Dataset content »
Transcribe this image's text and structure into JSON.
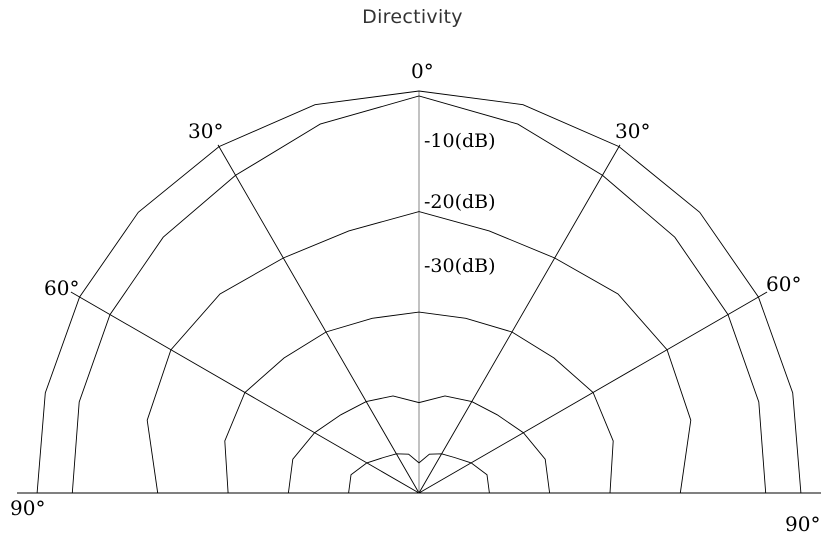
{
  "chart_data": {
    "type": "polar",
    "title": "Directivity",
    "angle_labels": {
      "center": "0°",
      "upper_left": "30°",
      "upper_right": "30°",
      "mid_left": "60°",
      "mid_right": "60°",
      "lower_left": "90°",
      "lower_right": "90°"
    },
    "radial_axis": {
      "unit": "dB",
      "range": [
        -40,
        0
      ],
      "levels": [
        0,
        -10,
        -20,
        -30
      ],
      "level_labels": [
        "-10(dB)",
        "-20(dB)",
        "-30(dB)"
      ]
    },
    "spokes_deg": [
      -90,
      -60,
      -30,
      0,
      30,
      60,
      90
    ],
    "series": [
      {
        "angles_deg": [
          -90,
          -75,
          -60,
          -45,
          -30,
          -15,
          0,
          15,
          30,
          45,
          60,
          75,
          90
        ],
        "values_db": [
          -2,
          -1.5,
          -1,
          -0.5,
          -0.2,
          0,
          0,
          0,
          -0.2,
          -0.5,
          -1,
          -1.5,
          -2
        ]
      },
      {
        "angles_deg": [
          -90,
          -75,
          -60,
          -45,
          -30,
          -15,
          0,
          15,
          30,
          45,
          60,
          75,
          90
        ],
        "values_db": [
          -5.5,
          -5,
          -4.5,
          -4,
          -3.5,
          -2,
          -0.5,
          -2,
          -3.5,
          -4,
          -4.5,
          -5,
          -5.5
        ]
      },
      {
        "angles_deg": [
          -90,
          -75,
          -60,
          -45,
          -30,
          -15,
          0,
          15,
          30,
          45,
          60,
          75,
          90
        ],
        "values_db": [
          -14,
          -12,
          -11.5,
          -12,
          -13,
          -13,
          -12,
          -13,
          -13,
          -12,
          -11.5,
          -12,
          -14
        ]
      },
      {
        "angles_deg": [
          -90,
          -75,
          -60,
          -45,
          -30,
          -15,
          0,
          15,
          30,
          45,
          60,
          75,
          90
        ],
        "values_db": [
          -21,
          -20,
          -20,
          -21,
          -21.5,
          -22,
          -22,
          -22,
          -21.5,
          -21,
          -20,
          -20,
          -21
        ]
      },
      {
        "angles_deg": [
          -90,
          -75,
          -60,
          -45,
          -30,
          -15,
          0,
          15,
          30,
          45,
          60,
          75,
          90
        ],
        "values_db": [
          -27,
          -27,
          -28,
          -29,
          -29.5,
          -30,
          -31,
          -30,
          -29.5,
          -29,
          -28,
          -27,
          -27
        ]
      },
      {
        "angles_deg": [
          -90,
          -75,
          -60,
          -45,
          -30,
          -15,
          0,
          15,
          30,
          45,
          60,
          75,
          90
        ],
        "values_db": [
          -33,
          -33,
          -34,
          -35,
          -35.5,
          -36,
          -37,
          -36,
          -35.5,
          -35,
          -34,
          -33,
          -33
        ]
      }
    ],
    "grid": true
  }
}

Request »
Output every entry verbatim. Pictures do not belong in the copy.

Finished task »
Transcribe this image's text and structure into JSON.
{
  "chart_data": {
    "type": "polar",
    "title": "Directivity",
    "angle_labels": {
      "center": "0°",
      "upper_left": "30°",
      "upper_right": "30°",
      "mid_left": "60°",
      "mid_right": "60°",
      "lower_left": "90°",
      "lower_right": "90°"
    },
    "radial_axis": {
      "unit": "dB",
      "range": [
        -40,
        0
      ],
      "levels": [
        0,
        -10,
        -20,
        -30
      ],
      "level_labels": [
        "-10(dB)",
        "-20(dB)",
        "-30(dB)"
      ]
    },
    "spokes_deg": [
      -90,
      -60,
      -30,
      0,
      30,
      60,
      90
    ],
    "series": [
      {
        "angles_deg": [
          -90,
          -75,
          -60,
          -45,
          -30,
          -15,
          0,
          15,
          30,
          45,
          60,
          75,
          90
        ],
        "values_db": [
          -2,
          -1.5,
          -1,
          -0.5,
          -0.2,
          0,
          0,
          0,
          -0.2,
          -0.5,
          -1,
          -1.5,
          -2
        ]
      },
      {
        "angles_deg": [
          -90,
          -75,
          -60,
          -45,
          -30,
          -15,
          0,
          15,
          30,
          45,
          60,
          75,
          90
        ],
        "values_db": [
          -5.5,
          -5,
          -4.5,
          -4,
          -3.5,
          -2,
          -0.5,
          -2,
          -3.5,
          -4,
          -4.5,
          -5,
          -5.5
        ]
      },
      {
        "angles_deg": [
          -90,
          -75,
          -60,
          -45,
          -30,
          -15,
          0,
          15,
          30,
          45,
          60,
          75,
          90
        ],
        "values_db": [
          -14,
          -12,
          -11.5,
          -12,
          -13,
          -13,
          -12,
          -13,
          -13,
          -12,
          -11.5,
          -12,
          -14
        ]
      },
      {
        "angles_deg": [
          -90,
          -75,
          -60,
          -45,
          -30,
          -15,
          0,
          15,
          30,
          45,
          60,
          75,
          90
        ],
        "values_db": [
          -21,
          -20,
          -20,
          -21,
          -21.5,
          -22,
          -22,
          -22,
          -21.5,
          -21,
          -20,
          -20,
          -21
        ]
      },
      {
        "angles_deg": [
          -90,
          -75,
          -60,
          -45,
          -30,
          -15,
          0,
          15,
          30,
          45,
          60,
          75,
          90
        ],
        "values_db": [
          -27,
          -27,
          -28,
          -29,
          -29.5,
          -30,
          -31,
          -30,
          -29.5,
          -29,
          -28,
          -27,
          -27
        ]
      },
      {
        "angles_deg": [
          -90,
          -75,
          -60,
          -45,
          -30,
          -15,
          0,
          15,
          30,
          45,
          60,
          75,
          90
        ],
        "values_db": [
          -33,
          -33,
          -34,
          -35,
          -35.5,
          -36,
          -37,
          -36,
          -35.5,
          -35,
          -34,
          -33,
          -33
        ]
      }
    ],
    "grid": true
  }
}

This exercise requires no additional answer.